▶ _REQUIREMENTS_: Omit every picture, then give all the entries again exactly.

## BEGIN GIVEN RECORDS

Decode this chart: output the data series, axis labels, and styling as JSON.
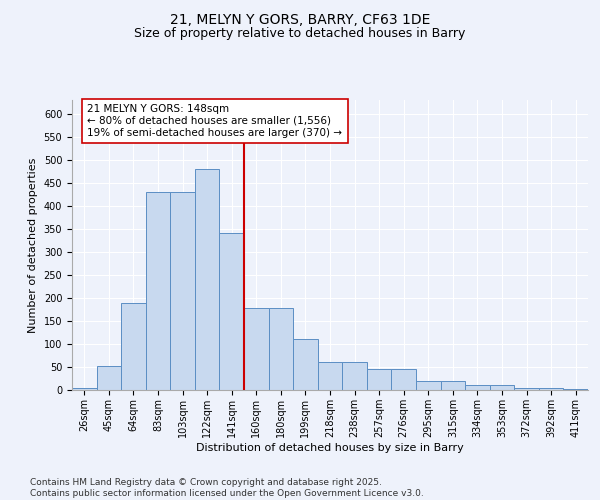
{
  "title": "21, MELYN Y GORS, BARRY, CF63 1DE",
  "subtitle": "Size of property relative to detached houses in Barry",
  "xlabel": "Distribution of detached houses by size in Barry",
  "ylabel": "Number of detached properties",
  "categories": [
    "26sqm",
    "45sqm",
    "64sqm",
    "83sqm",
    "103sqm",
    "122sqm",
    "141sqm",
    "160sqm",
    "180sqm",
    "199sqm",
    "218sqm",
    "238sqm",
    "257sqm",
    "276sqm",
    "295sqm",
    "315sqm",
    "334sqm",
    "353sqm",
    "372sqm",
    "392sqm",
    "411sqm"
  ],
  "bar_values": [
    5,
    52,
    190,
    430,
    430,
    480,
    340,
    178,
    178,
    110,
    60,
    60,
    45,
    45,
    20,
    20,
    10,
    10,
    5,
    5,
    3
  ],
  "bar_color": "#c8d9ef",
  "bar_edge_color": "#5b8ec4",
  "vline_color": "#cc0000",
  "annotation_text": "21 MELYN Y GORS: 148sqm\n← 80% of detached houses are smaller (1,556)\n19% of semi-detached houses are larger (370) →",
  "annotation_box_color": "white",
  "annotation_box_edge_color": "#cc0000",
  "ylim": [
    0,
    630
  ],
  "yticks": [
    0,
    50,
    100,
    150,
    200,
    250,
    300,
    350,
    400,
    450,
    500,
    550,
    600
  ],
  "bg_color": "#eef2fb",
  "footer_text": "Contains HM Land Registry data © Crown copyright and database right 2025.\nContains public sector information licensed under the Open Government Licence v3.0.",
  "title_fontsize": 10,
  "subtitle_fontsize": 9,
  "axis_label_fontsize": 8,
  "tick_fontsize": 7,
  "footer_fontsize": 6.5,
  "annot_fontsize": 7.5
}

## END GIVEN RECORDS

▶ _TASK SOLUTION_:
Decode this chart: output the data series, axis labels, and styling as JSON.
{
  "title": "21, MELYN Y GORS, BARRY, CF63 1DE",
  "subtitle": "Size of property relative to detached houses in Barry",
  "xlabel": "Distribution of detached houses by size in Barry",
  "ylabel": "Number of detached properties",
  "categories": [
    "26sqm",
    "45sqm",
    "64sqm",
    "83sqm",
    "103sqm",
    "122sqm",
    "141sqm",
    "160sqm",
    "180sqm",
    "199sqm",
    "218sqm",
    "238sqm",
    "257sqm",
    "276sqm",
    "295sqm",
    "315sqm",
    "334sqm",
    "353sqm",
    "372sqm",
    "392sqm",
    "411sqm"
  ],
  "bar_values": [
    5,
    52,
    190,
    430,
    430,
    480,
    340,
    178,
    178,
    110,
    60,
    60,
    45,
    45,
    20,
    20,
    10,
    10,
    5,
    5,
    3
  ],
  "bar_color": "#c8d9ef",
  "bar_edge_color": "#5b8ec4",
  "vline_color": "#cc0000",
  "annotation_text": "21 MELYN Y GORS: 148sqm\n← 80% of detached houses are smaller (1,556)\n19% of semi-detached houses are larger (370) →",
  "annotation_box_color": "white",
  "annotation_box_edge_color": "#cc0000",
  "ylim": [
    0,
    630
  ],
  "yticks": [
    0,
    50,
    100,
    150,
    200,
    250,
    300,
    350,
    400,
    450,
    500,
    550,
    600
  ],
  "bg_color": "#eef2fb",
  "footer_text": "Contains HM Land Registry data © Crown copyright and database right 2025.\nContains public sector information licensed under the Open Government Licence v3.0.",
  "title_fontsize": 10,
  "subtitle_fontsize": 9,
  "axis_label_fontsize": 8,
  "tick_fontsize": 7,
  "footer_fontsize": 6.5,
  "annot_fontsize": 7.5
}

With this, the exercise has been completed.